### Given request
Can you restate the records below word for word?

### Records for the task
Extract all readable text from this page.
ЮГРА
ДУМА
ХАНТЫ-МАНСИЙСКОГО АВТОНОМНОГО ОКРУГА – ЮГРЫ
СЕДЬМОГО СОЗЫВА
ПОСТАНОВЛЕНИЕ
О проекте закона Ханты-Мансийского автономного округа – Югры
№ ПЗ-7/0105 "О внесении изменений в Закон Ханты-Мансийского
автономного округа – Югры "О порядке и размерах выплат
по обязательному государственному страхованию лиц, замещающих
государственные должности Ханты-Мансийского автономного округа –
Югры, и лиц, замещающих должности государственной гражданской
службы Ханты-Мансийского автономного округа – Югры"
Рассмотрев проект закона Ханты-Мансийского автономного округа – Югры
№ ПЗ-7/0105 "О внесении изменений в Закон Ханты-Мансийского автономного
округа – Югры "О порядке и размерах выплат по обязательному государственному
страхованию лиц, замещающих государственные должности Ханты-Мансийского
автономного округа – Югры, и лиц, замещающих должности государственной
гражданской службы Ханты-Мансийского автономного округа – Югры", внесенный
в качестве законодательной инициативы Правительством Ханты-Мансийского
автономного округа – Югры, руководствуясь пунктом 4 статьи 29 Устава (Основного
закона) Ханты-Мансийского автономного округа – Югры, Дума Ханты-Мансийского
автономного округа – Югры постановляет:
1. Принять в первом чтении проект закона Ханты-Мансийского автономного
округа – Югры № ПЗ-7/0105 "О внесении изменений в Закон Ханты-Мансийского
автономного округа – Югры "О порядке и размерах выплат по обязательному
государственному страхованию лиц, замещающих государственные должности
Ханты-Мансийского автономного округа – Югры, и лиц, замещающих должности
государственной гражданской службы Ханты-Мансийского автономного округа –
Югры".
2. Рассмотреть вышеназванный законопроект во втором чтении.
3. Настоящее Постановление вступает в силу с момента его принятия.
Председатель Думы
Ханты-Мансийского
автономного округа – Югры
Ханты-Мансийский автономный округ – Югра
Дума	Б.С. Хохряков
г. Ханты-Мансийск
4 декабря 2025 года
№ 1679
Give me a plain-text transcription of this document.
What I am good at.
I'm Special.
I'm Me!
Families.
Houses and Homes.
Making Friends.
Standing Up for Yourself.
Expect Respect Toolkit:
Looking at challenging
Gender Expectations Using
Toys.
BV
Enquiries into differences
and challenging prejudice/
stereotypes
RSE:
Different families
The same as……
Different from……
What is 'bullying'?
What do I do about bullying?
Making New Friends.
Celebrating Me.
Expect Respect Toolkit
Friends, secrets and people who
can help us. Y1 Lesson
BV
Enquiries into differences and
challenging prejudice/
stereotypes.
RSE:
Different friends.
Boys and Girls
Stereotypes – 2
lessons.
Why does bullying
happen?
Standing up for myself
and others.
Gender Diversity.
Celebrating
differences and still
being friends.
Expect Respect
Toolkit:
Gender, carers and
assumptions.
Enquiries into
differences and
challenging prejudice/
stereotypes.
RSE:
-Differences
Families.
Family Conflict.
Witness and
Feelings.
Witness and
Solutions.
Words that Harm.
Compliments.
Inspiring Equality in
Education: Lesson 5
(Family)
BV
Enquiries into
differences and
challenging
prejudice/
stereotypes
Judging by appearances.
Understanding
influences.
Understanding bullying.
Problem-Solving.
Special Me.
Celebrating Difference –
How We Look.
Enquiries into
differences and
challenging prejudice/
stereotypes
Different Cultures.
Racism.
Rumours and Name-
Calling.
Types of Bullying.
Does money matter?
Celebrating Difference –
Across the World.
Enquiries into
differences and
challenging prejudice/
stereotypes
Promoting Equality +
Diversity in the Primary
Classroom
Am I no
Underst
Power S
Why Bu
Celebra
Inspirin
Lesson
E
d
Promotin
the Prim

### Response
Extract all readable text from this page.
ЮГРА
ДУМА
ХАНТЫ-МАНСИЙСКОГО АВТОНОМНОГО ОКРУГА – ЮГРЫ
СЕДЬМОГО СОЗЫВА
ПОСТАНОВЛЕНИЕ
О проекте закона Ханты-Мансийского автономного округа – Югры
№ ПЗ-7/0105 "О внесении изменений в Закон Ханты-Мансийского
автономного округа – Югры "О порядке и размерах выплат
по обязательному государственному страхованию лиц, замещающих
государственные должности Ханты-Мансийского автономного округа –
Югры, и лиц, замещающих должности государственной гражданской
службы Ханты-Мансийского автономного округа – Югры"
Рассмотрев проект закона Ханты-Мансийского автономного округа – Югры
№ ПЗ-7/0105 "О внесении изменений в Закон Ханты-Мансийского автономного
округа – Югры "О порядке и размерах выплат по обязательному государственному
страхованию лиц, замещающих государственные должности Ханты-Мансийского
автономного округа – Югры, и лиц, замещающих должности государственной
гражданской службы Ханты-Мансийского автономного округа – Югры", внесенный
в качестве законодательной инициативы Правительством Ханты-Мансийского
автономного округа – Югры, руководствуясь пунктом 4 статьи 29 Устава (Основного
закона) Ханты-Мансийского автономного округа – Югры, Дума Ханты-Мансийского
автономного округа – Югры постановляет:
1. Принять в первом чтении проект закона Ханты-Мансийского автономного
округа – Югры № ПЗ-7/0105 "О внесении изменений в Закон Ханты-Мансийского
автономного округа – Югры "О порядке и размерах выплат по обязательному
государственному страхованию лиц, замещающих государственные должности
Ханты-Мансийского автономного округа – Югры, и лиц, замещающих должности
государственной гражданской службы Ханты-Мансийского автономного округа –
Югры".
2. Рассмотреть вышеназванный законопроект во втором чтении.
3. Настоящее Постановление вступает в силу с момента его принятия.
Председатель Думы
Ханты-Мансийского
автономного округа – Югры
Ханты-Мансийский автономный округ – Югра
Дума	Б.С. Хохряков
г. Ханты-Мансийск
4 декабря 2025 года
№ 1679
Give me a plain-text transcription of this document.
What I am good at.
I'm Special.
I'm Me!
Families.
Houses and Homes.
Making Friends.
Standing Up for Yourself.
Expect Respect Toolkit:
Looking at challenging
Gender Expectations Using
Toys.
BV
Enquiries into differences
and challenging prejudice/
stereotypes
RSE:
Different families
The same as……
Different from……
What is 'bullying'?
What do I do about bullying?
Making New Friends.
Celebrating Me.
Expect Respect Toolkit
Friends, secrets and people who
can help us. Y1 Lesson
BV
Enquiries into differences and
challenging prejudice/
stereotypes.
RSE:
Different friends.
Boys and Girls
Stereotypes – 2
lessons.
Why does bullying
happen?
Standing up for myself
and others.
Gender Diversity.
Celebrating
differences and still
being friends.
Expect Respect
Toolkit:
Gender, carers and
assumptions.
Enquiries into
differences and
challenging prejudice/
stereotypes.
RSE:
-Differences
Families.
Family Conflict.
Witness and
Feelings.
Witness and
Solutions.
Words that Harm.
Compliments.
Inspiring Equality in
Education: Lesson 5
(Family)
BV
Enquiries into
differences and
challenging
prejudice/
stereotypes
Judging by appearances.
Understanding
influences.
Understanding bullying.
Problem-Solving.
Special Me.
Celebrating Difference –
How We Look.
Enquiries into
differences and
challenging prejudice/
stereotypes
Different Cultures.
Racism.
Rumours and Name-
Calling.
Types of Bullying.
Does money matter?
Celebrating Difference –
Across the World.
Enquiries into
differences and
challenging prejudice/
stereotypes
Promoting Equality +
Diversity in the Primary
Classroom
Am I no
Underst
Power S
Why Bu
Celebra
Inspirin
Lesson
E
d
Promotin
the Prim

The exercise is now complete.